Document extract
────

Yield, melting point and retention time of prepared pyridinium salts.

Compound	Side alkylating chain (R)	Yield (%)	m.p. (°C)	HPLC Rt (min)
3	C8	13	28–30	3.98
4	C10	43	30–32	4.58
5	C12	82	73–75	5.27
6	C14	76	58–60	6.06
7	C16	99	63	6.98
8	C18	95	65–67	8.05
9	C20	79	73–75	9.31

Additionally, the HPLC analysis was carried out for individual compounds. A newly developed HPLC method was able to distinguish among all prepared quaternary pyridinium salts (Figure 2). The shortest retention time was found for the C8 pyridinium salt. This novel HPLC method could be easily used for characterization of mixtures of pyridinium detergents.

Figure 2

HPLC chromatogram of the prepared pyridinium series mixture.

3. Experimental

3.1. General

The reactions were monitored by TLC (Kieselgel Merck; mobile phase chloroform/methanol 100/1; detection UV 254, Dragendorff reagent). The yields (%) and melting points (Boetius, m.p. were uncorrected) are summarized in Table 1. 1H-NMR spectra characterizing individual compounds were recorded in DMSO-d6 on a Varian Gemini 300 instrument.

────

Exercise objective
According to the text on pyridinium salts, why could the new HPLC method be used to characterize mixtures of pyridinium detergents? Answer in one to three sentences.

────

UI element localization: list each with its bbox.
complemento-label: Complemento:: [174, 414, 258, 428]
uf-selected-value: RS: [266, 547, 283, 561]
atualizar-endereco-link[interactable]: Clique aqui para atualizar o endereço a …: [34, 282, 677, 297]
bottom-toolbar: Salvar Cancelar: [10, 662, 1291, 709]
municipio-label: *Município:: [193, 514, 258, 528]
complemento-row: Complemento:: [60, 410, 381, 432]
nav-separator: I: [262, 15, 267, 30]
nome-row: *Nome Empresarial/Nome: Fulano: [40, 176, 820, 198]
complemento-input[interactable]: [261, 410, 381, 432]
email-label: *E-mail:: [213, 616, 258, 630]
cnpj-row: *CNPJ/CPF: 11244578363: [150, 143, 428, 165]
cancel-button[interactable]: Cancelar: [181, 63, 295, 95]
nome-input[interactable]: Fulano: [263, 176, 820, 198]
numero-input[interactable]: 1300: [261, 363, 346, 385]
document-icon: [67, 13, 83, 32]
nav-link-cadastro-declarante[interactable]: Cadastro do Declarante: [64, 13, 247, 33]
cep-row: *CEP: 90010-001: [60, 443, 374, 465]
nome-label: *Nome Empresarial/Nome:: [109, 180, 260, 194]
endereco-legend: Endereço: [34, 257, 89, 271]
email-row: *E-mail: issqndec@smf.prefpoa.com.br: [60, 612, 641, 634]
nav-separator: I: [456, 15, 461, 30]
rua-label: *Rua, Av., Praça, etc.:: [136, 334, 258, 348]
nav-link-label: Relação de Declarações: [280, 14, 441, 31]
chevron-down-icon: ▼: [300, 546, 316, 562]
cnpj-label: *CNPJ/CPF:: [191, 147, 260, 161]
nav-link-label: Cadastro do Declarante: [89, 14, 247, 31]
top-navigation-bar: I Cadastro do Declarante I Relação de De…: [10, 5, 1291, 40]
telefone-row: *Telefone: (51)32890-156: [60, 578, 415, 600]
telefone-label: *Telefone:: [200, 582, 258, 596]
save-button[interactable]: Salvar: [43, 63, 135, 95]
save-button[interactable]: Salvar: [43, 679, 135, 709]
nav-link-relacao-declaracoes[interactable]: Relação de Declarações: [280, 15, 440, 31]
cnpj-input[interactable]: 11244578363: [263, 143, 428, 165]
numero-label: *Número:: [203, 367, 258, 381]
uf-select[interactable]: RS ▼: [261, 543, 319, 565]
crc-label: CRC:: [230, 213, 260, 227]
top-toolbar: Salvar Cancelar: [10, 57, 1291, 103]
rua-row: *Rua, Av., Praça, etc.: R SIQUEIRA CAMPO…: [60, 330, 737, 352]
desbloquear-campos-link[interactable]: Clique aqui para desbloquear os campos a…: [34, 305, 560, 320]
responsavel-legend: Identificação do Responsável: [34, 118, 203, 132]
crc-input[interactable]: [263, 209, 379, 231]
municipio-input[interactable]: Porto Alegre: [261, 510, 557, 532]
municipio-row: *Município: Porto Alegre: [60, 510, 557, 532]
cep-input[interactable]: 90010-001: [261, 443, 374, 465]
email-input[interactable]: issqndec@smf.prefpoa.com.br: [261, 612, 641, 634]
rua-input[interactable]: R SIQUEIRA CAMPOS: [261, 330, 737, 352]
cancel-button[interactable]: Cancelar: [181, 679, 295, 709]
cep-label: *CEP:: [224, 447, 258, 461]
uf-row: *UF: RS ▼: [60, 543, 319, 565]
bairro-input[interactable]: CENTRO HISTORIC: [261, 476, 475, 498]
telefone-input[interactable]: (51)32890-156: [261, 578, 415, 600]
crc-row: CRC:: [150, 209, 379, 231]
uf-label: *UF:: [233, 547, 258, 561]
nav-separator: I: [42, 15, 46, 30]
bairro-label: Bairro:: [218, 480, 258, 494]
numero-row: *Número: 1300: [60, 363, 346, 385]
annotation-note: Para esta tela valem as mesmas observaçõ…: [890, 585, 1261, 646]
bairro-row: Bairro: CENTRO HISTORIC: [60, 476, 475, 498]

────

Task response
The newly developed HPLC method could distinguish among all of the prepared quaternary pyridinium salts, as the chromatogram of the series mixture shows. Each salt has its own retention time, from 3.98 min for the C8 salt to 9.31 min for the C20 salt.